• _Set exercise_
Set the data down again, exactly as it reads, but without the pictures.

• _Materials provided_
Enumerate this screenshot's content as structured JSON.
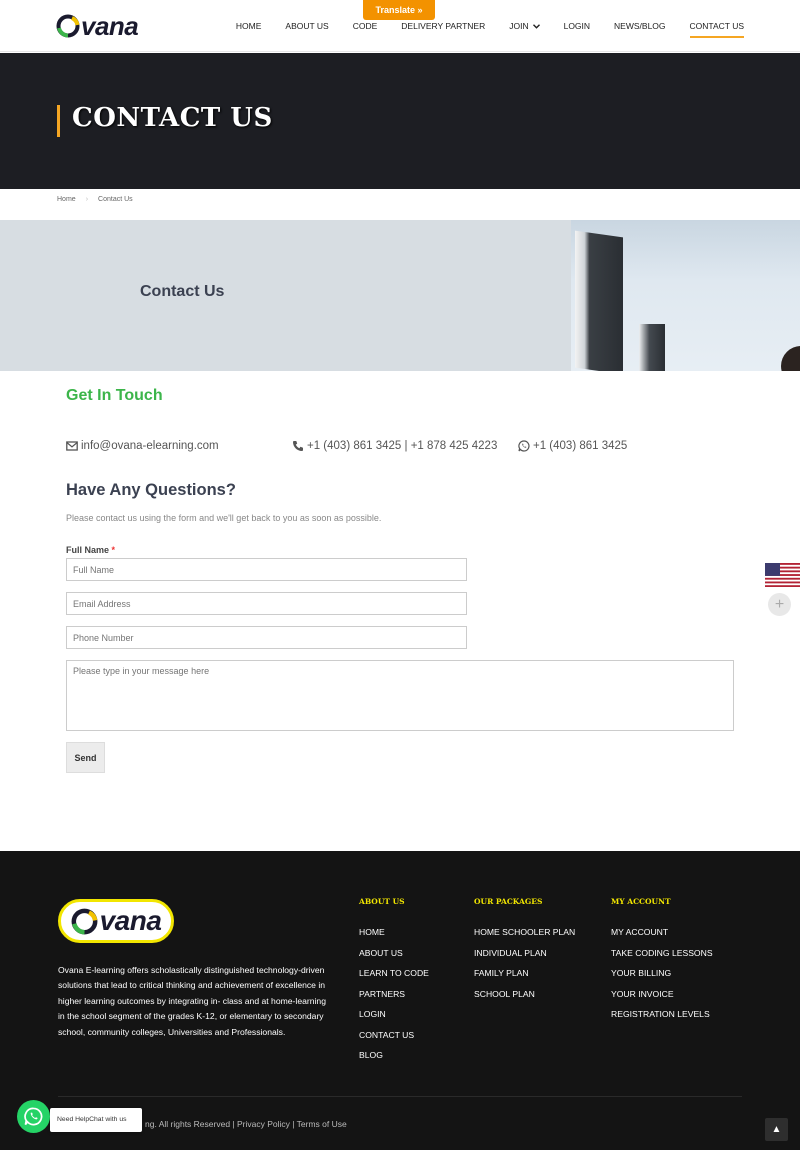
{
  "header": {
    "logo_text": "vana",
    "translate_label": "Translate »",
    "nav": [
      {
        "label": "HOME"
      },
      {
        "label": "ABOUT US"
      },
      {
        "label": "CODE"
      },
      {
        "label": "DELIVERY PARTNER"
      },
      {
        "label": "JOIN"
      },
      {
        "label": "LOGIN"
      },
      {
        "label": "NEWS/BLOG"
      },
      {
        "label": "CONTACT US"
      }
    ]
  },
  "page": {
    "title": "CONTACT US",
    "breadcrumb": {
      "home": "Home",
      "current": "Contact Us"
    },
    "banner_title": "Contact Us"
  },
  "contact": {
    "heading": "Get In Touch",
    "email": "info@ovana-elearning.com",
    "phone": "+1 (403) 861 3425 | +1 878 425 4223",
    "whatsapp": "+1 (403) 861 3425",
    "questions_heading": "Have Any Questions?",
    "questions_sub": "Please contact us using the form and we'll get back to you as soon as possible."
  },
  "form": {
    "full_name_label": "Full Name",
    "required_mark": "*",
    "full_name_placeholder": "Full Name",
    "email_placeholder": "Email Address",
    "phone_placeholder": "Phone Number",
    "message_placeholder": "Please type in your message here",
    "send_label": "Send"
  },
  "footer": {
    "logo_text": "vana",
    "description": "Ovana E-learning offers scholastically distinguished technology-driven solutions that lead to critical thinking and achievement of excellence in higher learning outcomes by integrating in- class and at home-learning in the school segment of the grades K-12, or elementary to secondary school, community colleges, Universities and Professionals.",
    "columns": [
      {
        "title": "ABOUT US",
        "items": [
          "HOME",
          "ABOUT US",
          "LEARN TO CODE",
          "PARTNERS",
          "LOGIN",
          "CONTACT US",
          "BLOG"
        ]
      },
      {
        "title": "OUR PACKAGES",
        "items": [
          "HOME SCHOOLER PLAN",
          "INDIVIDUAL PLAN",
          "FAMILY PLAN",
          "SCHOOL PLAN"
        ]
      },
      {
        "title": "MY ACCOUNT",
        "items": [
          "MY ACCOUNT",
          "TAKE CODING LESSONS",
          "YOUR BILLING",
          "YOUR INVOICE",
          "REGISTRATION LEVELS"
        ]
      }
    ],
    "copyright": "ng. All rights Reserved | Privacy Policy | Terms of Use"
  },
  "widgets": {
    "helpchat_label": "Need HelpChat with us",
    "scroll_top_glyph": "▲",
    "plus_glyph": "+"
  },
  "colors": {
    "accent_orange": "#f5a623",
    "translate_orange": "#f39200",
    "green_heading": "#3cb54a",
    "footer_yellow": "#f2e600",
    "dark_band": "#1d1e23",
    "footer_bg": "#141414"
  }
}
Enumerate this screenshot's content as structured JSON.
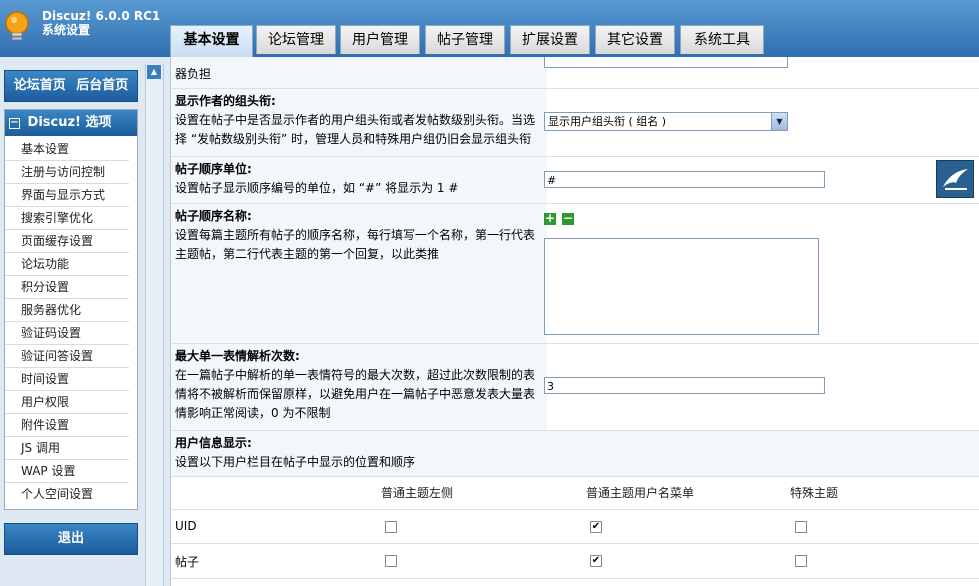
{
  "header": {
    "product": "Discuz! 6.0.0 RC1",
    "subtitle": "系统设置",
    "tabs": [
      {
        "label": "基本设置",
        "active": true
      },
      {
        "label": "论坛管理",
        "active": false
      },
      {
        "label": "用户管理",
        "active": false
      },
      {
        "label": "帖子管理",
        "active": false
      },
      {
        "label": "扩展设置",
        "active": false
      },
      {
        "label": "其它设置",
        "active": false
      },
      {
        "label": "系统工具",
        "active": false
      }
    ]
  },
  "sidebar": {
    "top_links": {
      "forum_home": "论坛首页",
      "admin_home": "后台首页"
    },
    "menu_title": "Discuz! 选项",
    "menu_toggle": "−",
    "items": [
      "基本设置",
      "注册与访问控制",
      "界面与显示方式",
      "搜索引擎优化",
      "页面缓存设置",
      "论坛功能",
      "积分设置",
      "服务器优化",
      "验证码设置",
      "验证问答设置",
      "时间设置",
      "用户权限",
      "附件设置",
      "JS 调用",
      "WAP 设置",
      "个人空间设置"
    ],
    "logout": "退出"
  },
  "settings": {
    "row0": {
      "tail": "器负担"
    },
    "group_title": {
      "title": "显示作者的组头衔:",
      "desc": "设置在帖子中是否显示作者的用户组头衔或者发帖数级别头衔。当选择 “发帖数级别头衔” 时，管理人员和特殊用户组仍旧会显示组头衔",
      "value": "显示用户组头衔 ( 组名 )"
    },
    "post_unit": {
      "title": "帖子顺序单位:",
      "desc": "设置帖子显示顺序编号的单位，如 “#” 将显示为 1 #",
      "value": "#"
    },
    "post_names": {
      "title": "帖子顺序名称:",
      "desc": "设置每篇主题所有帖子的顺序名称，每行填写一个名称，第一行代表主题帖，第二行代表主题的第一个回复，以此类推",
      "add": "+",
      "remove": "−",
      "value": ""
    },
    "smiley_max": {
      "title": "最大单一表情解析次数:",
      "desc": "在一篇帖子中解析的单一表情符号的最大次数，超过此次数限制的表情将不被解析而保留原样，以避免用户在一篇帖子中恶意发表大量表情影响正常阅读，0 为不限制",
      "value": "3"
    },
    "userinfo": {
      "title": "用户信息显示:",
      "desc": "设置以下用户栏目在帖子中显示的位置和顺序"
    }
  },
  "userinfo_table": {
    "columns": [
      "普通主题左侧",
      "普通主题用户名菜单",
      "特殊主题"
    ],
    "rows": [
      {
        "label": "UID",
        "checks": [
          false,
          true,
          false
        ]
      },
      {
        "label": "帖子",
        "checks": [
          false,
          true,
          false
        ]
      }
    ]
  },
  "colors": {
    "header_blue": "#2f6fb1",
    "sidebar_blue": "#1c5c9c"
  },
  "icons": {
    "logo": "bulb-logo-icon",
    "shortcut": "bird-icon"
  }
}
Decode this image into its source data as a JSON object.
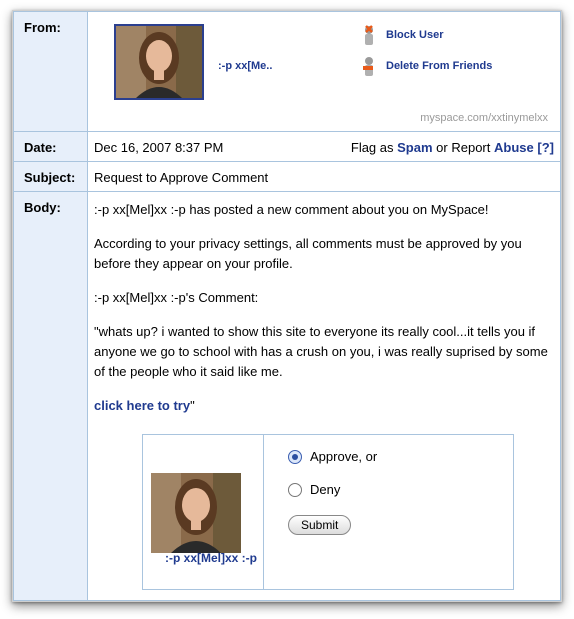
{
  "labels": {
    "from": "From:",
    "date": "Date:",
    "subject": "Subject:",
    "body": "Body:"
  },
  "from": {
    "name": ":-p xx[Me..",
    "actions": {
      "block": "Block User",
      "delete": "Delete From Friends"
    },
    "profile_url": "myspace.com/xxtinymelxx"
  },
  "date": {
    "value": "Dec 16, 2007 8:37 PM",
    "flag_prefix": "Flag as",
    "spam": "Spam",
    "or_report": "or Report",
    "abuse": "Abuse",
    "bracket_open": "[",
    "help": "?",
    "bracket_close": "]"
  },
  "subject": "Request to Approve Comment",
  "body": {
    "line1": ":-p xx[Mel]xx :-p has posted a new comment about you on MySpace!",
    "line2": "According to your privacy settings, all comments must be approved by you before they appear on your profile.",
    "line3": ":-p xx[Mel]xx :-p's Comment:",
    "quote": "\"whats up? i wanted to show this site to everyone its really cool...it tells you if anyone we go to school with has a crush on you, i was really suprised by some of the people who it said like me.",
    "link": "click here to try",
    "link_suffix": "\""
  },
  "approve": {
    "commenter": ":-p xx[Mel]xx :-p",
    "approve_label": "Approve, or",
    "deny_label": "Deny",
    "submit": "Submit",
    "selected": "approve"
  },
  "colors": {
    "link": "#1f3a8f",
    "label_bg": "#e7effa",
    "border": "#a9c4de"
  }
}
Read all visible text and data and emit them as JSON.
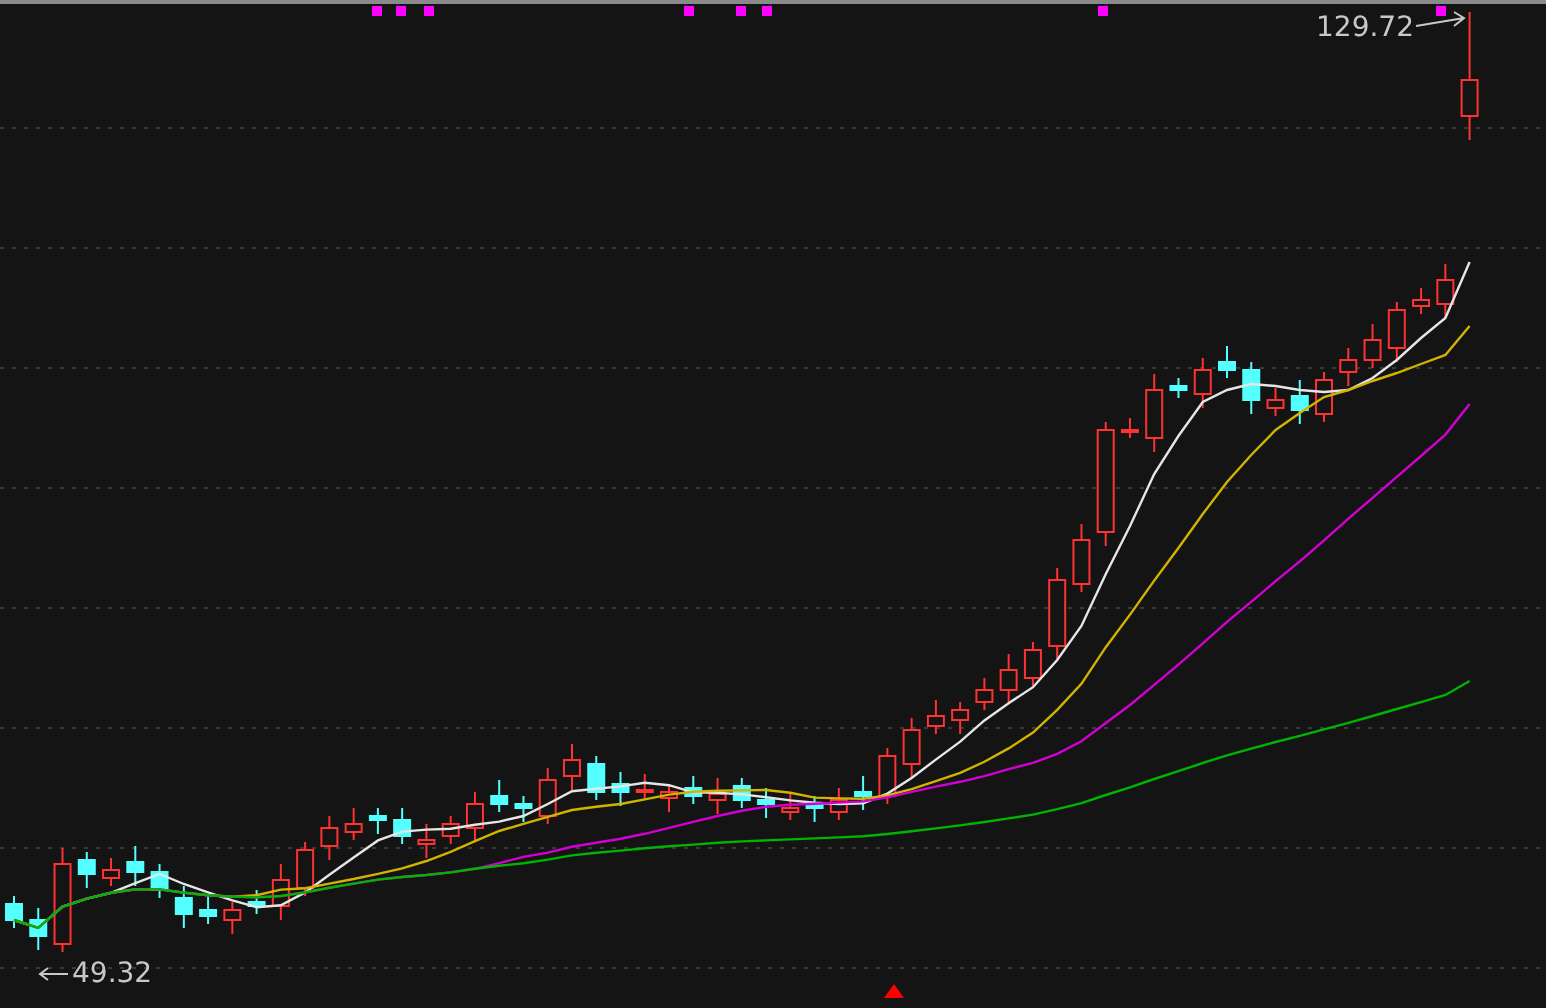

• _Completed task_
Enumerate this screenshot's content as structured JSON.
{
  "header": {
    "logo_text": "vana",
    "translate_label": "Translate »",
    "nav": [
      {
        "label": "HOME"
      },
      {
        "label": "ABOUT US"
      },
      {
        "label": "CODE"
      },
      {
        "label": "DELIVERY PARTNER"
      },
      {
        "label": "JOIN"
      },
      {
        "label": "LOGIN"
      },
      {
        "label": "NEWS/BLOG"
      },
      {
        "label": "CONTACT US"
      }
    ]
  },
  "page": {
    "title": "CONTACT US",
    "breadcrumb": {
      "home": "Home",
      "current": "Contact Us"
    },
    "banner_title": "Contact Us"
  },
  "contact": {
    "heading": "Get In Touch",
    "email": "info@ovana-elearning.com",
    "phone": "+1 (403) 861 3425 | +1 878 425 4223",
    "whatsapp": "+1 (403) 861 3425",
    "questions_heading": "Have Any Questions?",
    "questions_sub": "Please contact us using the form and we'll get back to you as soon as possible."
  },
  "form": {
    "full_name_label": "Full Name",
    "required_mark": "*",
    "full_name_placeholder": "Full Name",
    "email_placeholder": "Email Address",
    "phone_placeholder": "Phone Number",
    "message_placeholder": "Please type in your message here",
    "send_label": "Send"
  },
  "footer": {
    "logo_text": "vana",
    "description": "Ovana E-learning offers scholastically distinguished technology-driven solutions that lead to critical thinking and achievement of excellence in higher learning outcomes by integrating in- class and at home-learning in the school segment of the grades K-12, or elementary to secondary school, community colleges, Universities and Professionals.",
    "columns": [
      {
        "title": "ABOUT US",
        "items": [
          "HOME",
          "ABOUT US",
          "LEARN TO CODE",
          "PARTNERS",
          "LOGIN",
          "CONTACT US",
          "BLOG"
        ]
      },
      {
        "title": "OUR PACKAGES",
        "items": [
          "HOME SCHOOLER PLAN",
          "INDIVIDUAL PLAN",
          "FAMILY PLAN",
          "SCHOOL PLAN"
        ]
      },
      {
        "title": "MY ACCOUNT",
        "items": [
          "MY ACCOUNT",
          "TAKE CODING LESSONS",
          "YOUR BILLING",
          "YOUR INVOICE",
          "REGISTRATION LEVELS"
        ]
      }
    ],
    "copyright": "ng. All rights Reserved | Privacy Policy | Terms of Use"
  },
  "widgets": {
    "helpchat_label": "Need HelpChat with us",
    "scroll_top_glyph": "▲",
    "plus_glyph": "+"
  },
  "colors": {
    "accent_orange": "#f5a623",
    "translate_orange": "#f39200",
    "green_heading": "#3cb54a",
    "footer_yellow": "#f2e600",
    "dark_band": "#1d1e23",
    "footer_bg": "#141414"
  }
}
Enumerate this screenshot's content as structured JSON.
{
  "header": {
    "product": "Discuz! 6.0.0 RC1",
    "subtitle": "系统设置",
    "tabs": [
      {
        "label": "基本设置",
        "active": true
      },
      {
        "label": "论坛管理",
        "active": false
      },
      {
        "label": "用户管理",
        "active": false
      },
      {
        "label": "帖子管理",
        "active": false
      },
      {
        "label": "扩展设置",
        "active": false
      },
      {
        "label": "其它设置",
        "active": false
      },
      {
        "label": "系统工具",
        "active": false
      }
    ]
  },
  "sidebar": {
    "top_links": {
      "forum_home": "论坛首页",
      "admin_home": "后台首页"
    },
    "menu_title": "Discuz! 选项",
    "menu_toggle": "−",
    "items": [
      "基本设置",
      "注册与访问控制",
      "界面与显示方式",
      "搜索引擎优化",
      "页面缓存设置",
      "论坛功能",
      "积分设置",
      "服务器优化",
      "验证码设置",
      "验证问答设置",
      "时间设置",
      "用户权限",
      "附件设置",
      "JS 调用",
      "WAP 设置",
      "个人空间设置"
    ],
    "logout": "退出"
  },
  "settings": {
    "row0": {
      "tail": "器负担"
    },
    "group_title": {
      "title": "显示作者的组头衔:",
      "desc": "设置在帖子中是否显示作者的用户组头衔或者发帖数级别头衔。当选择 “发帖数级别头衔” 时，管理人员和特殊用户组仍旧会显示组头衔",
      "value": "显示用户组头衔 ( 组名 )"
    },
    "post_unit": {
      "title": "帖子顺序单位:",
      "desc": "设置帖子显示顺序编号的单位，如 “#” 将显示为 1 #",
      "value": "#"
    },
    "post_names": {
      "title": "帖子顺序名称:",
      "desc": "设置每篇主题所有帖子的顺序名称，每行填写一个名称，第一行代表主题帖，第二行代表主题的第一个回复，以此类推",
      "add": "+",
      "remove": "−",
      "value": ""
    },
    "smiley_max": {
      "title": "最大单一表情解析次数:",
      "desc": "在一篇帖子中解析的单一表情符号的最大次数，超过此次数限制的表情将不被解析而保留原样，以避免用户在一篇帖子中恶意发表大量表情影响正常阅读，0 为不限制",
      "value": "3"
    },
    "userinfo": {
      "title": "用户信息显示:",
      "desc": "设置以下用户栏目在帖子中显示的位置和顺序"
    }
  },
  "userinfo_table": {
    "columns": [
      "普通主题左侧",
      "普通主题用户名菜单",
      "特殊主题"
    ],
    "rows": [
      {
        "label": "UID",
        "checks": [
          false,
          true,
          false
        ]
      },
      {
        "label": "帖子",
        "checks": [
          false,
          true,
          false
        ]
      }
    ]
  },
  "colors": {
    "header_blue": "#2f6fb1",
    "sidebar_blue": "#1c5c9c"
  },
  "icons": {
    "logo": "bulb-logo-icon",
    "shortcut": "bird-icon"
  }
}
Decode this image into its source data as a JSON object.
{
  "labels": {
    "from": "From:",
    "date": "Date:",
    "subject": "Subject:",
    "body": "Body:"
  },
  "from": {
    "name": ":-p xx[Me..",
    "actions": {
      "block": "Block User",
      "delete": "Delete From Friends"
    },
    "profile_url": "myspace.com/xxtinymelxx"
  },
  "date": {
    "value": "Dec 16, 2007 8:37 PM",
    "flag_prefix": "Flag as",
    "spam": "Spam",
    "or_report": "or Report",
    "abuse": "Abuse",
    "bracket_open": "[",
    "help": "?",
    "bracket_close": "]"
  },
  "subject": "Request to Approve Comment",
  "body": {
    "line1": ":-p xx[Mel]xx :-p has posted a new comment about you on MySpace!",
    "line2": "According to your privacy settings, all comments must be approved by you before they appear on your profile.",
    "line3": ":-p xx[Mel]xx :-p's Comment:",
    "quote": "\"whats up? i wanted to show this site to everyone its really cool...it tells you if anyone we go to school with has a crush on you, i was really suprised by some of the people who it said like me.",
    "link": "click here to try",
    "link_suffix": "\""
  },
  "approve": {
    "commenter": ":-p xx[Mel]xx :-p",
    "approve_label": "Approve, or",
    "deny_label": "Deny",
    "submit": "Submit",
    "selected": "approve"
  },
  "colors": {
    "link": "#1f3a8f",
    "label_bg": "#e7effa",
    "border": "#a9c4de"
  }
}
Read all visible text and data and emit them as JSON.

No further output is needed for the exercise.